What you will do - Without the pictures, set down the records below word for word.

Records to use -
- - -
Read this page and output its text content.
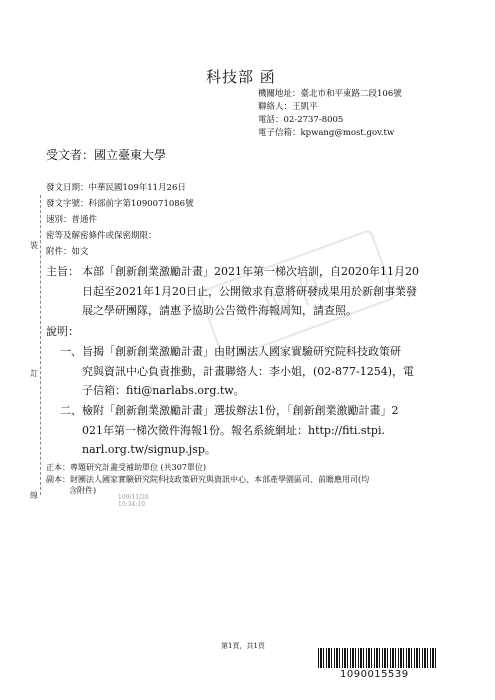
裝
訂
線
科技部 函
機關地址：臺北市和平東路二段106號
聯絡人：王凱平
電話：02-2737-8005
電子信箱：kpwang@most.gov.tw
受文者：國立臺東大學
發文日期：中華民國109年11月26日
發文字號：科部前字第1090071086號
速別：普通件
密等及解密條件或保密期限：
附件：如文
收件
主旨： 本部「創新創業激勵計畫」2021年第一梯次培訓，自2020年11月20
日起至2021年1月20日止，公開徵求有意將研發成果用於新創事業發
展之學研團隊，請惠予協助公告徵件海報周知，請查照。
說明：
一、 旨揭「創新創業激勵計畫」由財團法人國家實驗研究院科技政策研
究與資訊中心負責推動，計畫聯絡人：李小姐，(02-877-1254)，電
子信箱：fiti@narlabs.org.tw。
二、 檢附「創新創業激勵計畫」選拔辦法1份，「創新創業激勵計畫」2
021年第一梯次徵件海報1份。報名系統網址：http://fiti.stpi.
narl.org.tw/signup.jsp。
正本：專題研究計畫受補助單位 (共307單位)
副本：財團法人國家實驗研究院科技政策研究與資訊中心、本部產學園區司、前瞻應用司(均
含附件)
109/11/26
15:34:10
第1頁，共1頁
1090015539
- - -
Full output -
Read this page and output its text content.
裝
訂
線
科技部 函
機關地址：臺北市和平東路二段106號
聯絡人：王凱平
電話：02-2737-8005
電子信箱：kpwang@most.gov.tw
受文者：國立臺東大學
發文日期：中華民國109年11月26日
發文字號：科部前字第1090071086號
速別：普通件
密等及解密條件或保密期限：
附件：如文
收件
主旨： 本部「創新創業激勵計畫」2021年第一梯次培訓，自2020年11月20
日起至2021年1月20日止，公開徵求有意將研發成果用於新創事業發
展之學研團隊，請惠予協助公告徵件海報周知，請查照。
說明：
一、 旨揭「創新創業激勵計畫」由財團法人國家實驗研究院科技政策研
究與資訊中心負責推動，計畫聯絡人：李小姐，(02-877-1254)，電
子信箱：fiti@narlabs.org.tw。
二、 檢附「創新創業激勵計畫」選拔辦法1份，「創新創業激勵計畫」2
021年第一梯次徵件海報1份。報名系統網址：http://fiti.stpi.
narl.org.tw/signup.jsp。
正本：專題研究計畫受補助單位 (共307單位)
副本：財團法人國家實驗研究院科技政策研究與資訊中心、本部產學園區司、前瞻應用司(均
含附件)
109/11/26
15:34:10
第1頁，共1頁
1090015539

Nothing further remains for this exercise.